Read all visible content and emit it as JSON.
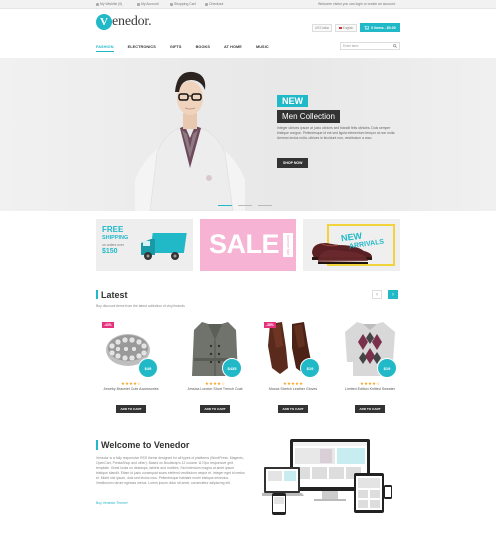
{
  "topbar": {
    "links": [
      "My Wishlist (0)",
      "My Account",
      "Shopping Cart",
      "Checkout"
    ],
    "welcome": "Welcome visitor you can login or create an account."
  },
  "header": {
    "logo_letter": "V",
    "logo_text": "enedor.",
    "currency": "US Dollar",
    "language": "English",
    "cart_label": "0 items - $0.00"
  },
  "nav": {
    "items": [
      "FASHION",
      "ELECTRONICS",
      "GIFTS",
      "BOOKS",
      "AT HOME",
      "MUSIC"
    ],
    "search_placeholder": "Enter term"
  },
  "hero": {
    "badge": "NEW",
    "title": "Men Collection",
    "description": "Integer ultrices ipsum at justo ultrices sed blandit felis ultricies. Duis semper tristique congue. Pellentesque id est sed ligula elementum tempor at non nulla. Aenean lectus nulla, ultrices in tincidunt non, vestibulum a arcu.",
    "button": "SHOP NOW"
  },
  "promos": {
    "free_line1": "FREE",
    "free_line2": "SHIPPING",
    "free_line3": "on orders over",
    "free_amount": "$150",
    "sale_text": "SALE",
    "sale_side": "Summer Sale",
    "arrivals_line1": "NEW",
    "arrivals_line2": "ARRIVALS"
  },
  "latest": {
    "title": "Latest",
    "subtitle": "Buy discount items from the latest collection of vinyl brands",
    "prev": "‹",
    "next": "›"
  },
  "products": [
    {
      "name": "Jewelry Bracelet Cute Accessories",
      "price": "$49",
      "sale": "-43%",
      "rating": "★★★★☆",
      "button": "ADD TO CART"
    },
    {
      "name": "Jessica London Short Trench Coat",
      "price": "$435",
      "sale": "",
      "rating": "★★★★☆",
      "button": "ADD TO CART"
    },
    {
      "name": "Mocca Stretch Leather Gloves",
      "price": "$19",
      "sale": "-38%",
      "rating": "★★★★★",
      "button": "ADD TO CART"
    },
    {
      "name": "Limited Edition Knitted Sweater",
      "price": "$19",
      "sale": "",
      "rating": "★★★★☆",
      "button": "ADD TO CART"
    }
  ],
  "welcome": {
    "title": "Welcome to Venedor",
    "body": "Venedor is a fully responsive RSS theme designed for all types of platforms (WordPress, Magento, OpenCart, PrestaShop and other). Based on Bootstrap's 12 column 1170px responsive grid template. Great looks on desktops, tablets and mobiles. Sed interdum magna at amet ipsum tristique blandit. Etiam id justo consequat suam eleifend vestibulum neque et. Integer eget id metus et. Morbi nisl ipsum, duis sed lectus mus. Pellentesque habitant morbi tristique senectus. Vestibulum rutrum egestas metus. Lorem ipsum dolor sit amet, consectetur adipiscing elit.",
    "link": "Buy Venedor Theme!"
  },
  "colors": {
    "accent": "#21b9c8",
    "dark": "#333333",
    "pink": "#f6b3d4",
    "sale": "#e6317e",
    "star": "#f5a623"
  }
}
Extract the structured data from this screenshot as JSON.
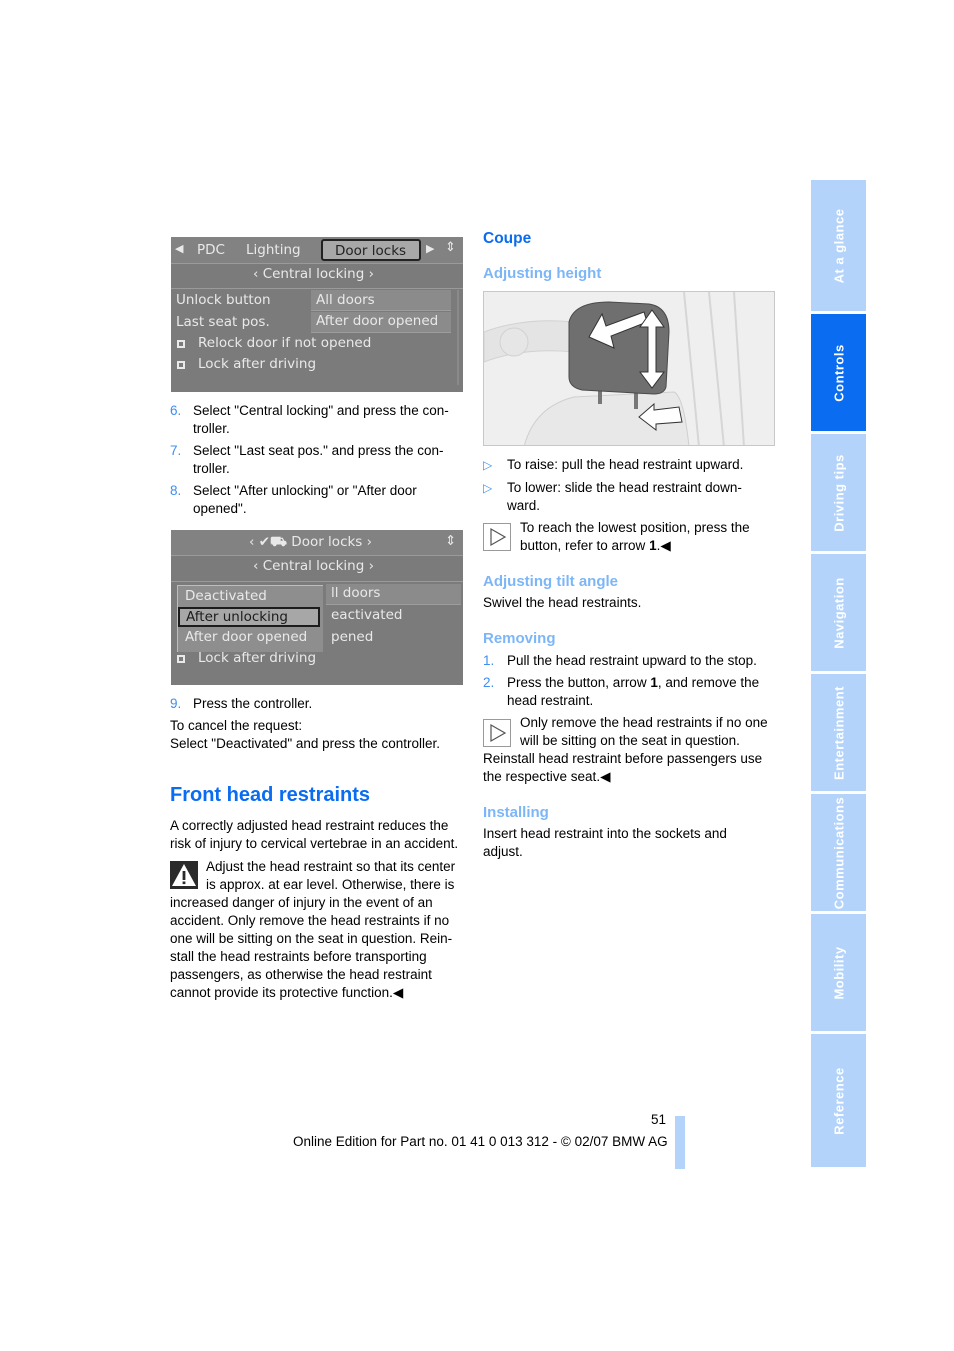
{
  "screen1": {
    "tabs": [
      "PDC",
      "Lighting",
      "Door locks"
    ],
    "active_tab": "Door locks",
    "submenu": "Central locking",
    "rows": [
      {
        "label": "Unlock button",
        "value": "All doors"
      },
      {
        "label": "Last seat pos.",
        "value": "After door opened"
      }
    ],
    "checkboxes": [
      "Relock door if not opened",
      "Lock after driving"
    ]
  },
  "steps_a": [
    {
      "num": "6.",
      "text": "Select \"Central locking\" and press the con-",
      "cont": "troller."
    },
    {
      "num": "7.",
      "text": "Select \"Last seat pos.\" and press the con-",
      "cont": "troller."
    },
    {
      "num": "8.",
      "text": "Select \"After unlocking\" or \"After door",
      "cont": "opened\"."
    }
  ],
  "screen2": {
    "title": "Door locks",
    "submenu": "Central locking",
    "options": [
      "Deactivated",
      "After unlocking",
      "After door opened"
    ],
    "selected_option": "After unlocking",
    "behind_values": [
      "ll doors",
      "eactivated",
      "pened"
    ],
    "checkbox": "Lock after driving"
  },
  "step9": {
    "num": "9.",
    "text": "Press the controller."
  },
  "cancel": {
    "line1": "To cancel the request:",
    "line2": "Select \"Deactivated\" and press the controller."
  },
  "front": {
    "heading": "Front head restraints",
    "intro": [
      "A correctly adjusted head restraint reduces the",
      "risk of injury to cervical vertebrae in an accident."
    ],
    "warning": [
      "Adjust the head restraint so that its center",
      "is approx. at ear level. Otherwise, there is",
      "increased danger of injury in the event of an",
      "accident. Only remove the head restraints if no",
      "one will be sitting on the seat in question. Rein-",
      "stall the head restraints before transporting",
      "passengers, as otherwise the head restraint",
      "cannot provide its protective function.◀"
    ]
  },
  "coupe": {
    "heading": "Coupe",
    "adjusting_height": {
      "heading": "Adjusting height",
      "bullets": [
        {
          "text": "To raise: pull the head restraint upward."
        },
        {
          "text": "To lower: slide the head restraint down-",
          "cont": "ward."
        }
      ],
      "note": [
        "To reach the lowest position, press the",
        "button, refer to arrow "
      ],
      "note_bold": "1",
      "note_end": ".◀"
    },
    "tilt": {
      "heading": "Adjusting tilt angle",
      "text": "Swivel the head restraints."
    },
    "removing": {
      "heading": "Removing",
      "steps": [
        {
          "num": "1.",
          "text": "Pull the head restraint upward to the stop."
        },
        {
          "num": "2.",
          "pre": "Press the button, arrow ",
          "bold": "1",
          "post": ", and remove the",
          "cont": "head restraint."
        }
      ],
      "note": [
        "Only remove the head restraints if no one",
        "will be sitting on the seat in question.",
        "Reinstall head restraint before passengers use",
        "the respective seat.◀"
      ]
    },
    "installing": {
      "heading": "Installing",
      "text": [
        "Insert head restraint into the sockets and",
        "adjust."
      ]
    }
  },
  "footer": {
    "page_number": "51",
    "edition": "Online Edition for Part no. 01 41 0 013 312 - © 02/07 BMW AG"
  },
  "nav": {
    "tabs": [
      "At a glance",
      "Controls",
      "Driving tips",
      "Navigation",
      "Entertainment",
      "Communications",
      "Mobility",
      "Reference"
    ],
    "active": "Controls"
  },
  "colors": {
    "accent": "#0a6cf0",
    "accent_light": "#7db6f7",
    "nav_bg": "#b3d3fa",
    "number_blue": "#3d8ef0"
  }
}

+ + +

= Written task =
The material above holds pictures; copy everything else in it exactly.

= Solution to the problem =
Read all visible content and emit it as JSON.
{
  "topbar": {
    "links": [
      "My Wishlist (0)",
      "My Account",
      "Shopping Cart",
      "Checkout"
    ],
    "welcome": "Welcome visitor you can login or create an account."
  },
  "header": {
    "logo_letter": "V",
    "logo_text": "enedor.",
    "currency": "US Dollar",
    "language": "English",
    "cart_label": "0 items - $0.00"
  },
  "nav": {
    "items": [
      "FASHION",
      "ELECTRONICS",
      "GIFTS",
      "BOOKS",
      "AT HOME",
      "MUSIC"
    ],
    "search_placeholder": "Enter term"
  },
  "hero": {
    "badge": "NEW",
    "title": "Men Collection",
    "description": "Integer ultrices ipsum at justo ultrices sed blandit felis ultricies. Duis semper tristique congue. Pellentesque id est sed ligula elementum tempor at non nulla. Aenean lectus nulla, ultrices in tincidunt non, vestibulum a arcu.",
    "button": "SHOP NOW"
  },
  "promos": {
    "free_line1": "FREE",
    "free_line2": "SHIPPING",
    "free_line3": "on orders over",
    "free_amount": "$150",
    "sale_text": "SALE",
    "sale_side": "Summer Sale",
    "arrivals_line1": "NEW",
    "arrivals_line2": "ARRIVALS"
  },
  "latest": {
    "title": "Latest",
    "subtitle": "Buy discount items from the latest collection of vinyl brands",
    "prev": "‹",
    "next": "›"
  },
  "products": [
    {
      "name": "Jewelry Bracelet Cute Accessories",
      "price": "$49",
      "sale": "-43%",
      "rating": "★★★★☆",
      "button": "ADD TO CART"
    },
    {
      "name": "Jessica London Short Trench Coat",
      "price": "$435",
      "sale": "",
      "rating": "★★★★☆",
      "button": "ADD TO CART"
    },
    {
      "name": "Mocca Stretch Leather Gloves",
      "price": "$19",
      "sale": "-38%",
      "rating": "★★★★★",
      "button": "ADD TO CART"
    },
    {
      "name": "Limited Edition Knitted Sweater",
      "price": "$19",
      "sale": "",
      "rating": "★★★★☆",
      "button": "ADD TO CART"
    }
  ],
  "welcome": {
    "title": "Welcome to Venedor",
    "body": "Venedor is a fully responsive RSS theme designed for all types of platforms (WordPress, Magento, OpenCart, PrestaShop and other). Based on Bootstrap's 12 column 1170px responsive grid template. Great looks on desktops, tablets and mobiles. Sed interdum magna at amet ipsum tristique blandit. Etiam id justo consequat suam eleifend vestibulum neque et. Integer eget id metus et. Morbi nisl ipsum, duis sed lectus mus. Pellentesque habitant morbi tristique senectus. Vestibulum rutrum egestas metus. Lorem ipsum dolor sit amet, consectetur adipiscing elit.",
    "link": "Buy Venedor Theme!"
  },
  "colors": {
    "accent": "#21b9c8",
    "dark": "#333333",
    "pink": "#f6b3d4",
    "sale": "#e6317e",
    "star": "#f5a623"
  }
}
Extract the structured data from this screenshot as JSON.
{
  "screen1": {
    "tabs": [
      "PDC",
      "Lighting",
      "Door locks"
    ],
    "active_tab": "Door locks",
    "submenu": "Central locking",
    "rows": [
      {
        "label": "Unlock button",
        "value": "All doors"
      },
      {
        "label": "Last seat pos.",
        "value": "After door opened"
      }
    ],
    "checkboxes": [
      "Relock door if not opened",
      "Lock after driving"
    ]
  },
  "steps_a": [
    {
      "num": "6.",
      "text": "Select \"Central locking\" and press the con-",
      "cont": "troller."
    },
    {
      "num": "7.",
      "text": "Select \"Last seat pos.\" and press the con-",
      "cont": "troller."
    },
    {
      "num": "8.",
      "text": "Select \"After unlocking\" or \"After door",
      "cont": "opened\"."
    }
  ],
  "screen2": {
    "title": "Door locks",
    "submenu": "Central locking",
    "options": [
      "Deactivated",
      "After unlocking",
      "After door opened"
    ],
    "selected_option": "After unlocking",
    "behind_values": [
      "ll doors",
      "eactivated",
      "pened"
    ],
    "checkbox": "Lock after driving"
  },
  "step9": {
    "num": "9.",
    "text": "Press the controller."
  },
  "cancel": {
    "line1": "To cancel the request:",
    "line2": "Select \"Deactivated\" and press the controller."
  },
  "front": {
    "heading": "Front head restraints",
    "intro": [
      "A correctly adjusted head restraint reduces the",
      "risk of injury to cervical vertebrae in an accident."
    ],
    "warning": [
      "Adjust the head restraint so that its center",
      "is approx. at ear level. Otherwise, there is",
      "increased danger of injury in the event of an",
      "accident. Only remove the head restraints if no",
      "one will be sitting on the seat in question. Rein-",
      "stall the head restraints before transporting",
      "passengers, as otherwise the head restraint",
      "cannot provide its protective function.◀"
    ]
  },
  "coupe": {
    "heading": "Coupe",
    "adjusting_height": {
      "heading": "Adjusting height",
      "bullets": [
        {
          "text": "To raise: pull the head restraint upward."
        },
        {
          "text": "To lower: slide the head restraint down-",
          "cont": "ward."
        }
      ],
      "note": [
        "To reach the lowest position, press the",
        "button, refer to arrow "
      ],
      "note_bold": "1",
      "note_end": ".◀"
    },
    "tilt": {
      "heading": "Adjusting tilt angle",
      "text": "Swivel the head restraints."
    },
    "removing": {
      "heading": "Removing",
      "steps": [
        {
          "num": "1.",
          "text": "Pull the head restraint upward to the stop."
        },
        {
          "num": "2.",
          "pre": "Press the button, arrow ",
          "bold": "1",
          "post": ", and remove the",
          "cont": "head restraint."
        }
      ],
      "note": [
        "Only remove the head restraints if no one",
        "will be sitting on the seat in question.",
        "Reinstall head restraint before passengers use",
        "the respective seat.◀"
      ]
    },
    "installing": {
      "heading": "Installing",
      "text": [
        "Insert head restraint into the sockets and",
        "adjust."
      ]
    }
  },
  "footer": {
    "page_number": "51",
    "edition": "Online Edition for Part no. 01 41 0 013 312 - © 02/07 BMW AG"
  },
  "nav": {
    "tabs": [
      "At a glance",
      "Controls",
      "Driving tips",
      "Navigation",
      "Entertainment",
      "Communications",
      "Mobility",
      "Reference"
    ],
    "active": "Controls"
  },
  "colors": {
    "accent": "#0a6cf0",
    "accent_light": "#7db6f7",
    "nav_bg": "#b3d3fa",
    "number_blue": "#3d8ef0"
  }
}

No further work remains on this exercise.